Repeat the records below exactly, leaving out every picture.

■ Given data ■
════════

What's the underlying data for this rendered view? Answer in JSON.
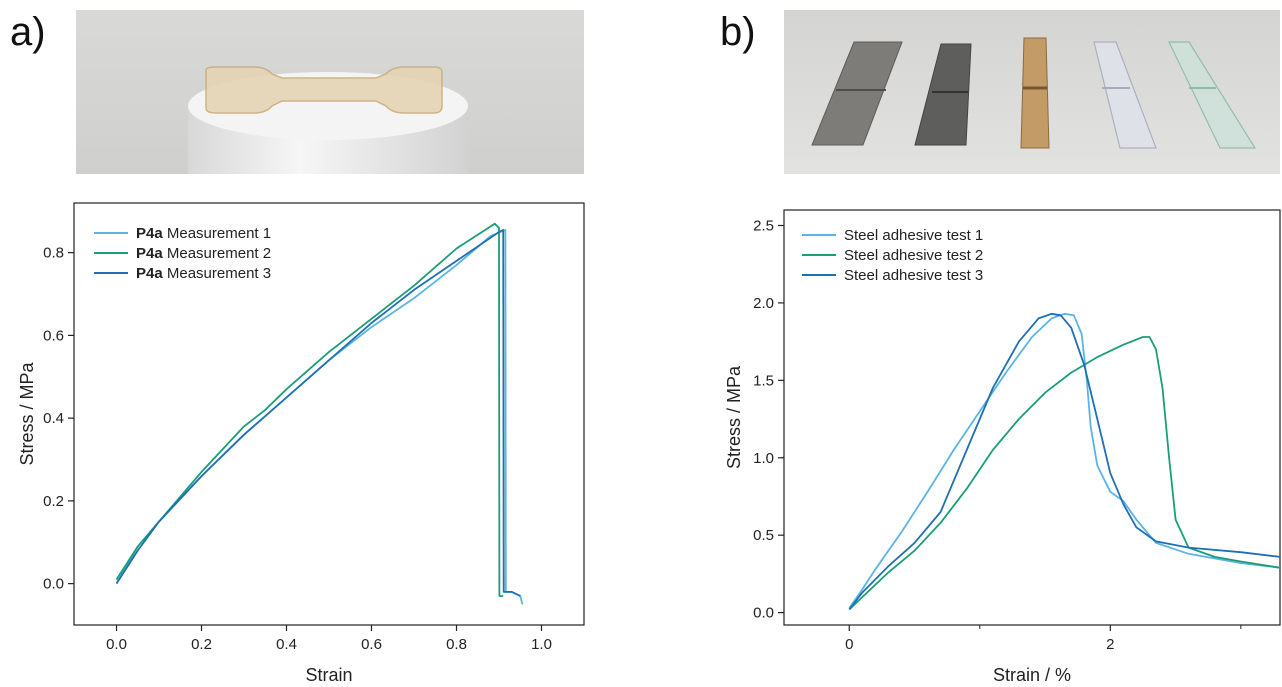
{
  "panels": {
    "a": "a)",
    "b": "b)"
  },
  "photos": {
    "a": {
      "name": "dogbone-specimen-photo"
    },
    "b": {
      "name": "adhesive-substrates-photo"
    }
  },
  "chart_data": [
    {
      "type": "line",
      "xlabel": "Strain",
      "ylabel": "Stress / MPa",
      "xlim": [
        -0.1,
        1.1
      ],
      "ylim": [
        -0.1,
        0.92
      ],
      "xticks": [
        0.0,
        0.2,
        0.4,
        0.6,
        0.8,
        1.0
      ],
      "xtick_labels": [
        "0.0",
        "0.2",
        "0.4",
        "0.6",
        "0.8",
        "1.0"
      ],
      "yticks": [
        0.0,
        0.2,
        0.4,
        0.6,
        0.8
      ],
      "ytick_labels": [
        "0.0",
        "0.2",
        "0.4",
        "0.6",
        "0.8"
      ],
      "legend": "top-left",
      "grid": false,
      "series": [
        {
          "name_bold": "P4a",
          "name_rest": " Measurement 1",
          "color": "#5bb4e5",
          "x": [
            0.0,
            0.05,
            0.1,
            0.2,
            0.3,
            0.4,
            0.5,
            0.6,
            0.7,
            0.8,
            0.88,
            0.915,
            0.916,
            0.93,
            0.95,
            0.955
          ],
          "y": [
            0.0,
            0.09,
            0.15,
            0.26,
            0.36,
            0.45,
            0.54,
            0.62,
            0.69,
            0.77,
            0.84,
            0.855,
            -0.02,
            -0.02,
            -0.03,
            -0.05
          ]
        },
        {
          "name_bold": "P4a",
          "name_rest": " Measurement 2",
          "color": "#1a9e77",
          "x": [
            0.0,
            0.05,
            0.1,
            0.2,
            0.3,
            0.35,
            0.4,
            0.5,
            0.6,
            0.7,
            0.8,
            0.89,
            0.9,
            0.901,
            0.91
          ],
          "y": [
            0.01,
            0.09,
            0.15,
            0.27,
            0.38,
            0.42,
            0.47,
            0.56,
            0.64,
            0.72,
            0.81,
            0.87,
            0.86,
            -0.03,
            -0.03
          ]
        },
        {
          "name_bold": "P4a",
          "name_rest": " Measurement 3",
          "color": "#1f6fb4",
          "x": [
            0.0,
            0.05,
            0.1,
            0.2,
            0.3,
            0.4,
            0.5,
            0.6,
            0.7,
            0.8,
            0.9,
            0.91,
            0.911,
            0.93,
            0.95
          ],
          "y": [
            0.0,
            0.08,
            0.15,
            0.26,
            0.36,
            0.45,
            0.54,
            0.63,
            0.71,
            0.78,
            0.85,
            0.855,
            -0.02,
            -0.02,
            -0.03
          ]
        }
      ]
    },
    {
      "type": "line",
      "xlabel": "Strain / %",
      "ylabel": "Stress / MPa",
      "xlim": [
        -0.5,
        3.3
      ],
      "ylim": [
        -0.08,
        2.6
      ],
      "xticks": [
        0,
        2
      ],
      "xtick_labels": [
        "0",
        "2"
      ],
      "minor_xticks": [
        1,
        3
      ],
      "yticks": [
        0.0,
        0.5,
        1.0,
        1.5,
        2.0,
        2.5
      ],
      "ytick_labels": [
        "0.0",
        "0.5",
        "1.0",
        "1.5",
        "2.0",
        "2.5"
      ],
      "legend": "top-left",
      "grid": false,
      "series": [
        {
          "name": "Steel adhesive test 1",
          "color": "#5bb4e5",
          "x": [
            0.0,
            0.1,
            0.2,
            0.4,
            0.6,
            0.8,
            1.0,
            1.2,
            1.4,
            1.55,
            1.65,
            1.72,
            1.78,
            1.82,
            1.85,
            1.9,
            2.0,
            2.1,
            2.2,
            2.35,
            2.6,
            3.0,
            3.3
          ],
          "y": [
            0.03,
            0.15,
            0.28,
            0.52,
            0.78,
            1.05,
            1.3,
            1.55,
            1.78,
            1.9,
            1.93,
            1.92,
            1.8,
            1.5,
            1.2,
            0.95,
            0.78,
            0.72,
            0.6,
            0.45,
            0.38,
            0.32,
            0.29
          ]
        },
        {
          "name": "Steel adhesive test 2",
          "color": "#1a9e77",
          "x": [
            0.0,
            0.1,
            0.3,
            0.5,
            0.7,
            0.9,
            1.1,
            1.3,
            1.5,
            1.7,
            1.9,
            2.1,
            2.25,
            2.3,
            2.35,
            2.4,
            2.45,
            2.5,
            2.6,
            2.8,
            3.0,
            3.3
          ],
          "y": [
            0.02,
            0.1,
            0.26,
            0.4,
            0.58,
            0.8,
            1.05,
            1.25,
            1.42,
            1.55,
            1.65,
            1.73,
            1.78,
            1.78,
            1.7,
            1.45,
            1.0,
            0.6,
            0.42,
            0.36,
            0.33,
            0.29
          ]
        },
        {
          "name": "Steel adhesive test 3",
          "color": "#1f6fb4",
          "x": [
            0.0,
            0.1,
            0.3,
            0.5,
            0.7,
            0.9,
            1.1,
            1.3,
            1.45,
            1.55,
            1.62,
            1.7,
            1.8,
            1.9,
            2.0,
            2.1,
            2.2,
            2.35,
            2.6,
            3.0,
            3.3
          ],
          "y": [
            0.02,
            0.13,
            0.3,
            0.45,
            0.65,
            1.05,
            1.45,
            1.75,
            1.9,
            1.93,
            1.92,
            1.84,
            1.6,
            1.25,
            0.9,
            0.7,
            0.55,
            0.46,
            0.42,
            0.39,
            0.36
          ]
        }
      ]
    }
  ]
}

════════

■ Right answer ■
What's the underlying data for this rendered view? Answer in JSON.
{
  "panels": {
    "a": "a)",
    "b": "b)"
  },
  "photos": {
    "a": {
      "name": "dogbone-specimen-photo"
    },
    "b": {
      "name": "adhesive-substrates-photo"
    }
  },
  "chart_data": [
    {
      "type": "line",
      "xlabel": "Strain",
      "ylabel": "Stress / MPa",
      "xlim": [
        -0.1,
        1.1
      ],
      "ylim": [
        -0.1,
        0.92
      ],
      "xticks": [
        0.0,
        0.2,
        0.4,
        0.6,
        0.8,
        1.0
      ],
      "xtick_labels": [
        "0.0",
        "0.2",
        "0.4",
        "0.6",
        "0.8",
        "1.0"
      ],
      "yticks": [
        0.0,
        0.2,
        0.4,
        0.6,
        0.8
      ],
      "ytick_labels": [
        "0.0",
        "0.2",
        "0.4",
        "0.6",
        "0.8"
      ],
      "legend": "top-left",
      "grid": false,
      "series": [
        {
          "name_bold": "P4a",
          "name_rest": " Measurement 1",
          "color": "#5bb4e5",
          "x": [
            0.0,
            0.05,
            0.1,
            0.2,
            0.3,
            0.4,
            0.5,
            0.6,
            0.7,
            0.8,
            0.88,
            0.915,
            0.916,
            0.93,
            0.95,
            0.955
          ],
          "y": [
            0.0,
            0.09,
            0.15,
            0.26,
            0.36,
            0.45,
            0.54,
            0.62,
            0.69,
            0.77,
            0.84,
            0.855,
            -0.02,
            -0.02,
            -0.03,
            -0.05
          ]
        },
        {
          "name_bold": "P4a",
          "name_rest": " Measurement 2",
          "color": "#1a9e77",
          "x": [
            0.0,
            0.05,
            0.1,
            0.2,
            0.3,
            0.35,
            0.4,
            0.5,
            0.6,
            0.7,
            0.8,
            0.89,
            0.9,
            0.901,
            0.91
          ],
          "y": [
            0.01,
            0.09,
            0.15,
            0.27,
            0.38,
            0.42,
            0.47,
            0.56,
            0.64,
            0.72,
            0.81,
            0.87,
            0.86,
            -0.03,
            -0.03
          ]
        },
        {
          "name_bold": "P4a",
          "name_rest": " Measurement 3",
          "color": "#1f6fb4",
          "x": [
            0.0,
            0.05,
            0.1,
            0.2,
            0.3,
            0.4,
            0.5,
            0.6,
            0.7,
            0.8,
            0.9,
            0.91,
            0.911,
            0.93,
            0.95
          ],
          "y": [
            0.0,
            0.08,
            0.15,
            0.26,
            0.36,
            0.45,
            0.54,
            0.63,
            0.71,
            0.78,
            0.85,
            0.855,
            -0.02,
            -0.02,
            -0.03
          ]
        }
      ]
    },
    {
      "type": "line",
      "xlabel": "Strain / %",
      "ylabel": "Stress / MPa",
      "xlim": [
        -0.5,
        3.3
      ],
      "ylim": [
        -0.08,
        2.6
      ],
      "xticks": [
        0,
        2
      ],
      "xtick_labels": [
        "0",
        "2"
      ],
      "minor_xticks": [
        1,
        3
      ],
      "yticks": [
        0.0,
        0.5,
        1.0,
        1.5,
        2.0,
        2.5
      ],
      "ytick_labels": [
        "0.0",
        "0.5",
        "1.0",
        "1.5",
        "2.0",
        "2.5"
      ],
      "legend": "top-left",
      "grid": false,
      "series": [
        {
          "name": "Steel adhesive test 1",
          "color": "#5bb4e5",
          "x": [
            0.0,
            0.1,
            0.2,
            0.4,
            0.6,
            0.8,
            1.0,
            1.2,
            1.4,
            1.55,
            1.65,
            1.72,
            1.78,
            1.82,
            1.85,
            1.9,
            2.0,
            2.1,
            2.2,
            2.35,
            2.6,
            3.0,
            3.3
          ],
          "y": [
            0.03,
            0.15,
            0.28,
            0.52,
            0.78,
            1.05,
            1.3,
            1.55,
            1.78,
            1.9,
            1.93,
            1.92,
            1.8,
            1.5,
            1.2,
            0.95,
            0.78,
            0.72,
            0.6,
            0.45,
            0.38,
            0.32,
            0.29
          ]
        },
        {
          "name": "Steel adhesive test 2",
          "color": "#1a9e77",
          "x": [
            0.0,
            0.1,
            0.3,
            0.5,
            0.7,
            0.9,
            1.1,
            1.3,
            1.5,
            1.7,
            1.9,
            2.1,
            2.25,
            2.3,
            2.35,
            2.4,
            2.45,
            2.5,
            2.6,
            2.8,
            3.0,
            3.3
          ],
          "y": [
            0.02,
            0.1,
            0.26,
            0.4,
            0.58,
            0.8,
            1.05,
            1.25,
            1.42,
            1.55,
            1.65,
            1.73,
            1.78,
            1.78,
            1.7,
            1.45,
            1.0,
            0.6,
            0.42,
            0.36,
            0.33,
            0.29
          ]
        },
        {
          "name": "Steel adhesive test 3",
          "color": "#1f6fb4",
          "x": [
            0.0,
            0.1,
            0.3,
            0.5,
            0.7,
            0.9,
            1.1,
            1.3,
            1.45,
            1.55,
            1.62,
            1.7,
            1.8,
            1.9,
            2.0,
            2.1,
            2.2,
            2.35,
            2.6,
            3.0,
            3.3
          ],
          "y": [
            0.02,
            0.13,
            0.3,
            0.45,
            0.65,
            1.05,
            1.45,
            1.75,
            1.9,
            1.93,
            1.92,
            1.84,
            1.6,
            1.25,
            0.9,
            0.7,
            0.55,
            0.46,
            0.42,
            0.39,
            0.36
          ]
        }
      ]
    }
  ]
}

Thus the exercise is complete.